Short problem - Reproduce every entry exactly.

* * *

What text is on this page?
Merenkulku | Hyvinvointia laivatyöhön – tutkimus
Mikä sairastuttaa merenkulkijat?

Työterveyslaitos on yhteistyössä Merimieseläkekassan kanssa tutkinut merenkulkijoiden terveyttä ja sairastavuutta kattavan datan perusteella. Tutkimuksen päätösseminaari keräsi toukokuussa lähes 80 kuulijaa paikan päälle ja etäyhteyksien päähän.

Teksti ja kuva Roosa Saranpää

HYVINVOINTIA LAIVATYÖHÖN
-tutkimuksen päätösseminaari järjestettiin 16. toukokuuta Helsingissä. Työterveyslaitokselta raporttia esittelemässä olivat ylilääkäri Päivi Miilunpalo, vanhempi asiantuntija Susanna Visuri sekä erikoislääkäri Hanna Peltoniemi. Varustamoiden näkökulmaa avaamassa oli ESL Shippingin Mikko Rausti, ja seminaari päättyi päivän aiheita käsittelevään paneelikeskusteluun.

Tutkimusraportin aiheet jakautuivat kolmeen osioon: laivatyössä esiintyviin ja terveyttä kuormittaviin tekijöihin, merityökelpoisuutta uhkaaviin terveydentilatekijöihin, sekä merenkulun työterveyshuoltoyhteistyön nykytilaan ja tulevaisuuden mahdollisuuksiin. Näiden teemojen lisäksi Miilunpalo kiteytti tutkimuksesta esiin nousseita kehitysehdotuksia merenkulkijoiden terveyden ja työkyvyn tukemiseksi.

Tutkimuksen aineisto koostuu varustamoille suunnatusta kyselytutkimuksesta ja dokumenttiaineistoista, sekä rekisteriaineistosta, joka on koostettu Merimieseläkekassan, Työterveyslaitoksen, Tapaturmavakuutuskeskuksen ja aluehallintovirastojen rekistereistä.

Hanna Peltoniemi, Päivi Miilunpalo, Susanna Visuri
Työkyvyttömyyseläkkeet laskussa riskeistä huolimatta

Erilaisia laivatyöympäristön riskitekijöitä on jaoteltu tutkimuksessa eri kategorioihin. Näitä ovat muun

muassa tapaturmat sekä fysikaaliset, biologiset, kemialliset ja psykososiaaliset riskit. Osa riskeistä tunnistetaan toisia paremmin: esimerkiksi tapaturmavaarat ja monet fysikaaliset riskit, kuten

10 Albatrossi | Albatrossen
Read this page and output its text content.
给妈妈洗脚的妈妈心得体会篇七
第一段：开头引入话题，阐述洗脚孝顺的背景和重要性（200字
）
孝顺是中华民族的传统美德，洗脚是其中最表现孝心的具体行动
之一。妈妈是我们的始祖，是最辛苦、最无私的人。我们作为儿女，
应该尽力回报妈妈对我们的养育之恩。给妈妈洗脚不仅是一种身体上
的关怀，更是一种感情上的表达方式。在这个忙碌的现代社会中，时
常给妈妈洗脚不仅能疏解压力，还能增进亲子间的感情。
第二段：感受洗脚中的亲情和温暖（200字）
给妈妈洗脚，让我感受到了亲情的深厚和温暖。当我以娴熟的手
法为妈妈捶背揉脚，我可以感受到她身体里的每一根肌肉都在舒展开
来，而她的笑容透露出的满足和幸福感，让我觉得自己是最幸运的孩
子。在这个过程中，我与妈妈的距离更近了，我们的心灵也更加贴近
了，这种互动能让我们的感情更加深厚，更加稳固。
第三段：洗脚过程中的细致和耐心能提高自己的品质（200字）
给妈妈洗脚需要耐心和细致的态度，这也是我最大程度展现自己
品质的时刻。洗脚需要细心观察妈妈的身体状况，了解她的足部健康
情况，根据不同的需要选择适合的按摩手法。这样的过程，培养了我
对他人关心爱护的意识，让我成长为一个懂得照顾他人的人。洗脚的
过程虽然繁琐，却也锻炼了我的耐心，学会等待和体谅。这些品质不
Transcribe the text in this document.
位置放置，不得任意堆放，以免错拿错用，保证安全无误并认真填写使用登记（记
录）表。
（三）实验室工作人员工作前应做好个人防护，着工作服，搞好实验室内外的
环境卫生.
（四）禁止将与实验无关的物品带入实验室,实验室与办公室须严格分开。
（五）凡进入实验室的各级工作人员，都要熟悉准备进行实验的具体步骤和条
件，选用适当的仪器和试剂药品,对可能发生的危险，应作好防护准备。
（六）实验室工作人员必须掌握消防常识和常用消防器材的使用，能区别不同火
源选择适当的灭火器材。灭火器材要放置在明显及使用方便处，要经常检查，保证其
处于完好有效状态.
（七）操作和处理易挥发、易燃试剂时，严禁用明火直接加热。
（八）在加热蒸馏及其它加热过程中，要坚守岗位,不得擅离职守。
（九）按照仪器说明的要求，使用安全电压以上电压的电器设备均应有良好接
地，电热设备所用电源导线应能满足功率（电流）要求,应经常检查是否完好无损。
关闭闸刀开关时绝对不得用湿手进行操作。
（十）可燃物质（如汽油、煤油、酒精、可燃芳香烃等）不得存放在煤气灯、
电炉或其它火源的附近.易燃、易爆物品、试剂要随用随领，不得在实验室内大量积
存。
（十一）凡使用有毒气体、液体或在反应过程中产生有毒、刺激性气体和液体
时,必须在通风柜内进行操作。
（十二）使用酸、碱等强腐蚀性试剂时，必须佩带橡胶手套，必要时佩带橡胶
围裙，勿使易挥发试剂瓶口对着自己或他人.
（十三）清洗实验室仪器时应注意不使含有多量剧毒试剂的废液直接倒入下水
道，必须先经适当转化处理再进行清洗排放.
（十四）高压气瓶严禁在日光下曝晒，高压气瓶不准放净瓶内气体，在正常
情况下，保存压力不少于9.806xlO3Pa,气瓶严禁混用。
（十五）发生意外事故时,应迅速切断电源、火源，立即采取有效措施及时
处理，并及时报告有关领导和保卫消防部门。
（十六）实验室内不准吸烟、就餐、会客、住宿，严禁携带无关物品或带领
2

* * *

Response below -
What text is on this page?
Merenkulku | Hyvinvointia laivatyöhön – tutkimus
Mikä sairastuttaa merenkulkijat?

Työterveyslaitos on yhteistyössä Merimieseläkekassan kanssa tutkinut merenkulkijoiden terveyttä ja sairastavuutta kattavan datan perusteella. Tutkimuksen päätösseminaari keräsi toukokuussa lähes 80 kuulijaa paikan päälle ja etäyhteyksien päähän.

Teksti ja kuva Roosa Saranpää

HYVINVOINTIA LAIVATYÖHÖN
-tutkimuksen päätösseminaari järjestettiin 16. toukokuuta Helsingissä. Työterveyslaitokselta raporttia esittelemässä olivat ylilääkäri Päivi Miilunpalo, vanhempi asiantuntija Susanna Visuri sekä erikoislääkäri Hanna Peltoniemi. Varustamoiden näkökulmaa avaamassa oli ESL Shippingin Mikko Rausti, ja seminaari päättyi päivän aiheita käsittelevään paneelikeskusteluun.

Tutkimusraportin aiheet jakautuivat kolmeen osioon: laivatyössä esiintyviin ja terveyttä kuormittaviin tekijöihin, merityökelpoisuutta uhkaaviin terveydentilatekijöihin, sekä merenkulun työterveyshuoltoyhteistyön nykytilaan ja tulevaisuuden mahdollisuuksiin. Näiden teemojen lisäksi Miilunpalo kiteytti tutkimuksesta esiin nousseita kehitysehdotuksia merenkulkijoiden terveyden ja työkyvyn tukemiseksi.

Tutkimuksen aineisto koostuu varustamoille suunnatusta kyselytutkimuksesta ja dokumenttiaineistoista, sekä rekisteriaineistosta, joka on koostettu Merimieseläkekassan, Työterveyslaitoksen, Tapaturmavakuutuskeskuksen ja aluehallintovirastojen rekistereistä.

Hanna Peltoniemi, Päivi Miilunpalo, Susanna Visuri
Työkyvyttömyyseläkkeet laskussa riskeistä huolimatta

Erilaisia laivatyöympäristön riskitekijöitä on jaoteltu tutkimuksessa eri kategorioihin. Näitä ovat muun

muassa tapaturmat sekä fysikaaliset, biologiset, kemialliset ja psykososiaaliset riskit. Osa riskeistä tunnistetaan toisia paremmin: esimerkiksi tapaturmavaarat ja monet fysikaaliset riskit, kuten

10 Albatrossi | Albatrossen
Read this page and output its text content.
给妈妈洗脚的妈妈心得体会篇七
第一段：开头引入话题，阐述洗脚孝顺的背景和重要性（200字
）
孝顺是中华民族的传统美德，洗脚是其中最表现孝心的具体行动
之一。妈妈是我们的始祖，是最辛苦、最无私的人。我们作为儿女，
应该尽力回报妈妈对我们的养育之恩。给妈妈洗脚不仅是一种身体上
的关怀，更是一种感情上的表达方式。在这个忙碌的现代社会中，时
常给妈妈洗脚不仅能疏解压力，还能增进亲子间的感情。
第二段：感受洗脚中的亲情和温暖（200字）
给妈妈洗脚，让我感受到了亲情的深厚和温暖。当我以娴熟的手
法为妈妈捶背揉脚，我可以感受到她身体里的每一根肌肉都在舒展开
来，而她的笑容透露出的满足和幸福感，让我觉得自己是最幸运的孩
子。在这个过程中，我与妈妈的距离更近了，我们的心灵也更加贴近
了，这种互动能让我们的感情更加深厚，更加稳固。
第三段：洗脚过程中的细致和耐心能提高自己的品质（200字）
给妈妈洗脚需要耐心和细致的态度，这也是我最大程度展现自己
品质的时刻。洗脚需要细心观察妈妈的身体状况，了解她的足部健康
情况，根据不同的需要选择适合的按摩手法。这样的过程，培养了我
对他人关心爱护的意识，让我成长为一个懂得照顾他人的人。洗脚的
过程虽然繁琐，却也锻炼了我的耐心，学会等待和体谅。这些品质不
Transcribe the text in this document.
位置放置，不得任意堆放，以免错拿错用，保证安全无误并认真填写使用登记（记
录）表。
（三）实验室工作人员工作前应做好个人防护，着工作服，搞好实验室内外的
环境卫生.
（四）禁止将与实验无关的物品带入实验室,实验室与办公室须严格分开。
（五）凡进入实验室的各级工作人员，都要熟悉准备进行实验的具体步骤和条
件，选用适当的仪器和试剂药品,对可能发生的危险，应作好防护准备。
（六）实验室工作人员必须掌握消防常识和常用消防器材的使用，能区别不同火
源选择适当的灭火器材。灭火器材要放置在明显及使用方便处，要经常检查，保证其
处于完好有效状态.
（七）操作和处理易挥发、易燃试剂时，严禁用明火直接加热。
（八）在加热蒸馏及其它加热过程中，要坚守岗位,不得擅离职守。
（九）按照仪器说明的要求，使用安全电压以上电压的电器设备均应有良好接
地，电热设备所用电源导线应能满足功率（电流）要求,应经常检查是否完好无损。
关闭闸刀开关时绝对不得用湿手进行操作。
（十）可燃物质（如汽油、煤油、酒精、可燃芳香烃等）不得存放在煤气灯、
电炉或其它火源的附近.易燃、易爆物品、试剂要随用随领，不得在实验室内大量积
存。
（十一）凡使用有毒气体、液体或在反应过程中产生有毒、刺激性气体和液体
时,必须在通风柜内进行操作。
（十二）使用酸、碱等强腐蚀性试剂时，必须佩带橡胶手套，必要时佩带橡胶
围裙，勿使易挥发试剂瓶口对着自己或他人.
（十三）清洗实验室仪器时应注意不使含有多量剧毒试剂的废液直接倒入下水
道，必须先经适当转化处理再进行清洗排放.
（十四）高压气瓶严禁在日光下曝晒，高压气瓶不准放净瓶内气体，在正常
情况下，保存压力不少于9.806xlO3Pa,气瓶严禁混用。
（十五）发生意外事故时,应迅速切断电源、火源，立即采取有效措施及时
处理，并及时报告有关领导和保卫消防部门。
（十六）实验室内不准吸烟、就餐、会客、住宿，严禁携带无关物品或带领
2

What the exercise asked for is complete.